→ **Do this**
Extract every line that includes the string "says".

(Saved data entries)
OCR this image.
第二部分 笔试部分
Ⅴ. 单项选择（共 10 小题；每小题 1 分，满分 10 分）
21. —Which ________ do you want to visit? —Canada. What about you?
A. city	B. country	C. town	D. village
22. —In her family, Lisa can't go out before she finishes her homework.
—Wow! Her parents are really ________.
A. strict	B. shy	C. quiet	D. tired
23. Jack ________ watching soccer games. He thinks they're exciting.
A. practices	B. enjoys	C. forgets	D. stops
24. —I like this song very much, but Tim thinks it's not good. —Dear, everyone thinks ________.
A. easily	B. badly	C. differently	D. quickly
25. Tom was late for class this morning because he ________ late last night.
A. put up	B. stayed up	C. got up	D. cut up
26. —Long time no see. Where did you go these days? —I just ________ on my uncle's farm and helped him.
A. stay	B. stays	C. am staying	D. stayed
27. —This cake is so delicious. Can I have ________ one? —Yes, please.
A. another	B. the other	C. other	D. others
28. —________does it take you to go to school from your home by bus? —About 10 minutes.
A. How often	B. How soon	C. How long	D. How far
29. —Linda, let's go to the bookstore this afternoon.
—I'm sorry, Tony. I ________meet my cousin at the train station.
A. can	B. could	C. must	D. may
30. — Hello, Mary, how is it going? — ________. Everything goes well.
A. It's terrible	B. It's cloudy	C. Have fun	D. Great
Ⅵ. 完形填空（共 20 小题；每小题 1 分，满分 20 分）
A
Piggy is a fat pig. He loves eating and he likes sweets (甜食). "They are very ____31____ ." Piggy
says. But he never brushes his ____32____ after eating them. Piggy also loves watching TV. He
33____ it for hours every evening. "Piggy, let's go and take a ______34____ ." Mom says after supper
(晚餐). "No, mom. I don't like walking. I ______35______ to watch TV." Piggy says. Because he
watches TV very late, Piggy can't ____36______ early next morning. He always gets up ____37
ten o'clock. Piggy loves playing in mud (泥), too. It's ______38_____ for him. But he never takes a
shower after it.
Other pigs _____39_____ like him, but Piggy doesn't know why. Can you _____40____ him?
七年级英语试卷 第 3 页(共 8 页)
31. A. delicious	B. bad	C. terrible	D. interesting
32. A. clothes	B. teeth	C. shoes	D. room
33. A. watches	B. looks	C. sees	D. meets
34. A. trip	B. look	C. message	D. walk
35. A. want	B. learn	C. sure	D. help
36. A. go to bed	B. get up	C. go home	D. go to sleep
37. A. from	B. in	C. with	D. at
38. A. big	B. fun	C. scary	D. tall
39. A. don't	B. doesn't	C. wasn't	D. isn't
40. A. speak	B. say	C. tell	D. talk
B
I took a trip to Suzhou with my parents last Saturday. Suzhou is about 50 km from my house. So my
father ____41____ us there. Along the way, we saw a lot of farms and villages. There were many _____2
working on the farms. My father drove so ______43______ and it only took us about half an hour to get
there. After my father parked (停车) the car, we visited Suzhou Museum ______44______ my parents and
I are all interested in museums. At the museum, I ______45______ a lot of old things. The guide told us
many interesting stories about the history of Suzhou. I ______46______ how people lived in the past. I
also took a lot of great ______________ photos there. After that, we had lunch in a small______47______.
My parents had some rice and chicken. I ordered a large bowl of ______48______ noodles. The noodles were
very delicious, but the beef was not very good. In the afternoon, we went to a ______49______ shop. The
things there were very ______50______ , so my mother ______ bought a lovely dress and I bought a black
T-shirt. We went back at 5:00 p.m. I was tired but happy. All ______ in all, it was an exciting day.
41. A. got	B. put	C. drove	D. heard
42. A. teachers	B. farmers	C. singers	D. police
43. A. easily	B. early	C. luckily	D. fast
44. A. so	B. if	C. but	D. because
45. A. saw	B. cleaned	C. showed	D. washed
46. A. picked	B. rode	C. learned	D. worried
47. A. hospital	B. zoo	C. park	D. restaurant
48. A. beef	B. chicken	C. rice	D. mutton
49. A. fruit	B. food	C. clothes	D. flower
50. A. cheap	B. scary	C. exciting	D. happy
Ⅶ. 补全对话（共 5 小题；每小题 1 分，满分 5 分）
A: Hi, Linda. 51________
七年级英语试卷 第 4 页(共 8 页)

→ **Task solution**
says. But he never brushes his ____32____ after eating them. Piggy also loves watching TV. He
33____ it for hours every evening. "Piggy, let's go and take a ______34____ ." Mom says after supper
(晚餐). "No, mom. I don't like walking. I ______35______ to watch TV." Piggy says. Because he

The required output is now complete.